## start MATERIAL FOR THIS EXERCISE
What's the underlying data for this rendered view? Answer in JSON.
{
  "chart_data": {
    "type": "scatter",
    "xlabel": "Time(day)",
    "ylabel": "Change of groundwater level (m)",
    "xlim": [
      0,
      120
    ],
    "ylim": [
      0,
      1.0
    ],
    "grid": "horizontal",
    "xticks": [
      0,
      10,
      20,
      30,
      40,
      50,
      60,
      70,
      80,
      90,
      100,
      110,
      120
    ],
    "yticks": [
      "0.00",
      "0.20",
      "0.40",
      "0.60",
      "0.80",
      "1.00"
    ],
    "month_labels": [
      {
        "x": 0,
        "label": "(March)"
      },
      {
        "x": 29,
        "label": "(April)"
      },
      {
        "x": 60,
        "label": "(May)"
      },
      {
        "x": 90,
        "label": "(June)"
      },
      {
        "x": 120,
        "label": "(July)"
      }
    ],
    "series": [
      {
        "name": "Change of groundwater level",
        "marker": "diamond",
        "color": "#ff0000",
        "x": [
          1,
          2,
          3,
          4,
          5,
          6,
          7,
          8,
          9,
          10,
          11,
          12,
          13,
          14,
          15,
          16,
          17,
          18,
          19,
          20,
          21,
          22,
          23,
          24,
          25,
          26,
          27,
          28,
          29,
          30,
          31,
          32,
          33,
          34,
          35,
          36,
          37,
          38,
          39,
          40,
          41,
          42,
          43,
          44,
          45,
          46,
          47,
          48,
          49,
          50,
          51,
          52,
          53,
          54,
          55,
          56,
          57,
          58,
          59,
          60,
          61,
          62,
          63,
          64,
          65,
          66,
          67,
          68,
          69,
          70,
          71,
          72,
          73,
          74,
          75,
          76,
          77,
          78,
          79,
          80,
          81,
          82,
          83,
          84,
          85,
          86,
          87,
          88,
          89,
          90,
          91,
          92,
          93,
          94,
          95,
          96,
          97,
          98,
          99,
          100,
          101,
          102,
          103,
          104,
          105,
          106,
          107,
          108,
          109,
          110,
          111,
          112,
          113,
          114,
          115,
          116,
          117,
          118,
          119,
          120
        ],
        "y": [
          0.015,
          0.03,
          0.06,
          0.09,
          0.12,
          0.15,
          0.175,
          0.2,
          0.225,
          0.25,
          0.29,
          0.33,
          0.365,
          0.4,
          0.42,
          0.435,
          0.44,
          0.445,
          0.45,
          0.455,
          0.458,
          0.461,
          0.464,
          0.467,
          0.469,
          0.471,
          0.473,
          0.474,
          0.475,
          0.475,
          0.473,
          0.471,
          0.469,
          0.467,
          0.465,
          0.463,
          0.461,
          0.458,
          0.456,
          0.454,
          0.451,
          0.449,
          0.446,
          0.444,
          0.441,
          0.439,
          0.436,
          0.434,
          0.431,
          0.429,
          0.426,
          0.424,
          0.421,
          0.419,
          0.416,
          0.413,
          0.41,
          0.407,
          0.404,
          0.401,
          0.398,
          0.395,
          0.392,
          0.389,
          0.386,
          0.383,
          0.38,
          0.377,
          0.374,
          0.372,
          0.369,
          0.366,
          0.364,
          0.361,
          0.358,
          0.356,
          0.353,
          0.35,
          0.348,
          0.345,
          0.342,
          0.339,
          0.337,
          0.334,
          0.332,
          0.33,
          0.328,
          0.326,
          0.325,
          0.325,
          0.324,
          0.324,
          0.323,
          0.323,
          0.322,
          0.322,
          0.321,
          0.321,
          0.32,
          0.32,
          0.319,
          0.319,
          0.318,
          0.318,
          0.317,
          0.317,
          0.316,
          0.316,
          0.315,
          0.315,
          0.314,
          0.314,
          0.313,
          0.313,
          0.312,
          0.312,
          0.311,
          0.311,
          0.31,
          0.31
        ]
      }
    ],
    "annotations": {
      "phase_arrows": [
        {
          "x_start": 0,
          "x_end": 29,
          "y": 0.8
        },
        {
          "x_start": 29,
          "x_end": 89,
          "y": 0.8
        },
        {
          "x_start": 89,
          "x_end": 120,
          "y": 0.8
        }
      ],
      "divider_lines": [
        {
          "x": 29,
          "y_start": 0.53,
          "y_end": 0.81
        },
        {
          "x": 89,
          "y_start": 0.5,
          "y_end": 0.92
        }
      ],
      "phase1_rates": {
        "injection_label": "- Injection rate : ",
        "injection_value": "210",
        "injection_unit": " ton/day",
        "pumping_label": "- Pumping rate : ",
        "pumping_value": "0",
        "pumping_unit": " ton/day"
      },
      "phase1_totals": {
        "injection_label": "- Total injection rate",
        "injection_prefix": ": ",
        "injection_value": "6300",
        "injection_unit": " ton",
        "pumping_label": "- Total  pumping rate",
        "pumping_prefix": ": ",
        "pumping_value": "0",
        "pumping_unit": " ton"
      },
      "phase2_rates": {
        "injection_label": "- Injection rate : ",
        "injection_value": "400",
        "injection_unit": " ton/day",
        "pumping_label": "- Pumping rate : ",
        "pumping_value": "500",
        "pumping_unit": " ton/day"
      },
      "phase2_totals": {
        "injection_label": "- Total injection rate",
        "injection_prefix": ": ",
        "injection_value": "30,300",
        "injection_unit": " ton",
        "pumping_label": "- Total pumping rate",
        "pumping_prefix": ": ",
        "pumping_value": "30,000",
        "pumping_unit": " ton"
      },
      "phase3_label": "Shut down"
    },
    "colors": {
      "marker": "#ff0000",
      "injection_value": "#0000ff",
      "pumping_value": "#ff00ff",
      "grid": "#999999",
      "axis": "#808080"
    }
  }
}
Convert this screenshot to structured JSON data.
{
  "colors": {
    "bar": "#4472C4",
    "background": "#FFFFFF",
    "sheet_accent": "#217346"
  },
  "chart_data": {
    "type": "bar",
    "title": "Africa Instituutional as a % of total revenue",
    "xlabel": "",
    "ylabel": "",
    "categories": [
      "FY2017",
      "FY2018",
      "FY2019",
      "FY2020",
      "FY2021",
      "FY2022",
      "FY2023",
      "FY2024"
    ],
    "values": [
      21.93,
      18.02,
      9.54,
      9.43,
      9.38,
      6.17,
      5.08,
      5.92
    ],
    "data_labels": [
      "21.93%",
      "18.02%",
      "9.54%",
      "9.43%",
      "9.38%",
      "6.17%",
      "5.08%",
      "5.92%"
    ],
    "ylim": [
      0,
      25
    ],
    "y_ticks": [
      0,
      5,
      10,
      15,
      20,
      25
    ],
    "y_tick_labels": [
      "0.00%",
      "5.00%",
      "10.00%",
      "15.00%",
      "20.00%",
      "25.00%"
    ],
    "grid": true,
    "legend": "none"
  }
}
## end MATERIAL FOR THIS EXERCISE
**EXERCISE:** Return all of the data exactly as it reads.

**EXERCISE RESPONSE:**
What's the underlying data for this rendered view? Answer in JSON.
{
  "chart_data": {
    "type": "scatter",
    "xlabel": "Time(day)",
    "ylabel": "Change of groundwater level (m)",
    "xlim": [
      0,
      120
    ],
    "ylim": [
      0,
      1.0
    ],
    "grid": "horizontal",
    "xticks": [
      0,
      10,
      20,
      30,
      40,
      50,
      60,
      70,
      80,
      90,
      100,
      110,
      120
    ],
    "yticks": [
      "0.00",
      "0.20",
      "0.40",
      "0.60",
      "0.80",
      "1.00"
    ],
    "month_labels": [
      {
        "x": 0,
        "label": "(March)"
      },
      {
        "x": 29,
        "label": "(April)"
      },
      {
        "x": 60,
        "label": "(May)"
      },
      {
        "x": 90,
        "label": "(June)"
      },
      {
        "x": 120,
        "label": "(July)"
      }
    ],
    "series": [
      {
        "name": "Change of groundwater level",
        "marker": "diamond",
        "color": "#ff0000",
        "x": [
          1,
          2,
          3,
          4,
          5,
          6,
          7,
          8,
          9,
          10,
          11,
          12,
          13,
          14,
          15,
          16,
          17,
          18,
          19,
          20,
          21,
          22,
          23,
          24,
          25,
          26,
          27,
          28,
          29,
          30,
          31,
          32,
          33,
          34,
          35,
          36,
          37,
          38,
          39,
          40,
          41,
          42,
          43,
          44,
          45,
          46,
          47,
          48,
          49,
          50,
          51,
          52,
          53,
          54,
          55,
          56,
          57,
          58,
          59,
          60,
          61,
          62,
          63,
          64,
          65,
          66,
          67,
          68,
          69,
          70,
          71,
          72,
          73,
          74,
          75,
          76,
          77,
          78,
          79,
          80,
          81,
          82,
          83,
          84,
          85,
          86,
          87,
          88,
          89,
          90,
          91,
          92,
          93,
          94,
          95,
          96,
          97,
          98,
          99,
          100,
          101,
          102,
          103,
          104,
          105,
          106,
          107,
          108,
          109,
          110,
          111,
          112,
          113,
          114,
          115,
          116,
          117,
          118,
          119,
          120
        ],
        "y": [
          0.015,
          0.03,
          0.06,
          0.09,
          0.12,
          0.15,
          0.175,
          0.2,
          0.225,
          0.25,
          0.29,
          0.33,
          0.365,
          0.4,
          0.42,
          0.435,
          0.44,
          0.445,
          0.45,
          0.455,
          0.458,
          0.461,
          0.464,
          0.467,
          0.469,
          0.471,
          0.473,
          0.474,
          0.475,
          0.475,
          0.473,
          0.471,
          0.469,
          0.467,
          0.465,
          0.463,
          0.461,
          0.458,
          0.456,
          0.454,
          0.451,
          0.449,
          0.446,
          0.444,
          0.441,
          0.439,
          0.436,
          0.434,
          0.431,
          0.429,
          0.426,
          0.424,
          0.421,
          0.419,
          0.416,
          0.413,
          0.41,
          0.407,
          0.404,
          0.401,
          0.398,
          0.395,
          0.392,
          0.389,
          0.386,
          0.383,
          0.38,
          0.377,
          0.374,
          0.372,
          0.369,
          0.366,
          0.364,
          0.361,
          0.358,
          0.356,
          0.353,
          0.35,
          0.348,
          0.345,
          0.342,
          0.339,
          0.337,
          0.334,
          0.332,
          0.33,
          0.328,
          0.326,
          0.325,
          0.325,
          0.324,
          0.324,
          0.323,
          0.323,
          0.322,
          0.322,
          0.321,
          0.321,
          0.32,
          0.32,
          0.319,
          0.319,
          0.318,
          0.318,
          0.317,
          0.317,
          0.316,
          0.316,
          0.315,
          0.315,
          0.314,
          0.314,
          0.313,
          0.313,
          0.312,
          0.312,
          0.311,
          0.311,
          0.31,
          0.31
        ]
      }
    ],
    "annotations": {
      "phase_arrows": [
        {
          "x_start": 0,
          "x_end": 29,
          "y": 0.8
        },
        {
          "x_start": 29,
          "x_end": 89,
          "y": 0.8
        },
        {
          "x_start": 89,
          "x_end": 120,
          "y": 0.8
        }
      ],
      "divider_lines": [
        {
          "x": 29,
          "y_start": 0.53,
          "y_end": 0.81
        },
        {
          "x": 89,
          "y_start": 0.5,
          "y_end": 0.92
        }
      ],
      "phase1_rates": {
        "injection_label": "- Injection rate : ",
        "injection_value": "210",
        "injection_unit": " ton/day",
        "pumping_label": "- Pumping rate : ",
        "pumping_value": "0",
        "pumping_unit": " ton/day"
      },
      "phase1_totals": {
        "injection_label": "- Total injection rate",
        "injection_prefix": ": ",
        "injection_value": "6300",
        "injection_unit": " ton",
        "pumping_label": "- Total  pumping rate",
        "pumping_prefix": ": ",
        "pumping_value": "0",
        "pumping_unit": " ton"
      },
      "phase2_rates": {
        "injection_label": "- Injection rate : ",
        "injection_value": "400",
        "injection_unit": " ton/day",
        "pumping_label": "- Pumping rate : ",
        "pumping_value": "500",
        "pumping_unit": " ton/day"
      },
      "phase2_totals": {
        "injection_label": "- Total injection rate",
        "injection_prefix": ": ",
        "injection_value": "30,300",
        "injection_unit": " ton",
        "pumping_label": "- Total pumping rate",
        "pumping_prefix": ": ",
        "pumping_value": "30,000",
        "pumping_unit": " ton"
      },
      "phase3_label": "Shut down"
    },
    "colors": {
      "marker": "#ff0000",
      "injection_value": "#0000ff",
      "pumping_value": "#ff00ff",
      "grid": "#999999",
      "axis": "#808080"
    }
  }
}
Convert this screenshot to structured JSON data.
{
  "colors": {
    "bar": "#4472C4",
    "background": "#FFFFFF",
    "sheet_accent": "#217346"
  },
  "chart_data": {
    "type": "bar",
    "title": "Africa Instituutional as a % of total revenue",
    "xlabel": "",
    "ylabel": "",
    "categories": [
      "FY2017",
      "FY2018",
      "FY2019",
      "FY2020",
      "FY2021",
      "FY2022",
      "FY2023",
      "FY2024"
    ],
    "values": [
      21.93,
      18.02,
      9.54,
      9.43,
      9.38,
      6.17,
      5.08,
      5.92
    ],
    "data_labels": [
      "21.93%",
      "18.02%",
      "9.54%",
      "9.43%",
      "9.38%",
      "6.17%",
      "5.08%",
      "5.92%"
    ],
    "ylim": [
      0,
      25
    ],
    "y_ticks": [
      0,
      5,
      10,
      15,
      20,
      25
    ],
    "y_tick_labels": [
      "0.00%",
      "5.00%",
      "10.00%",
      "15.00%",
      "20.00%",
      "25.00%"
    ],
    "grid": true,
    "legend": "none"
  }
}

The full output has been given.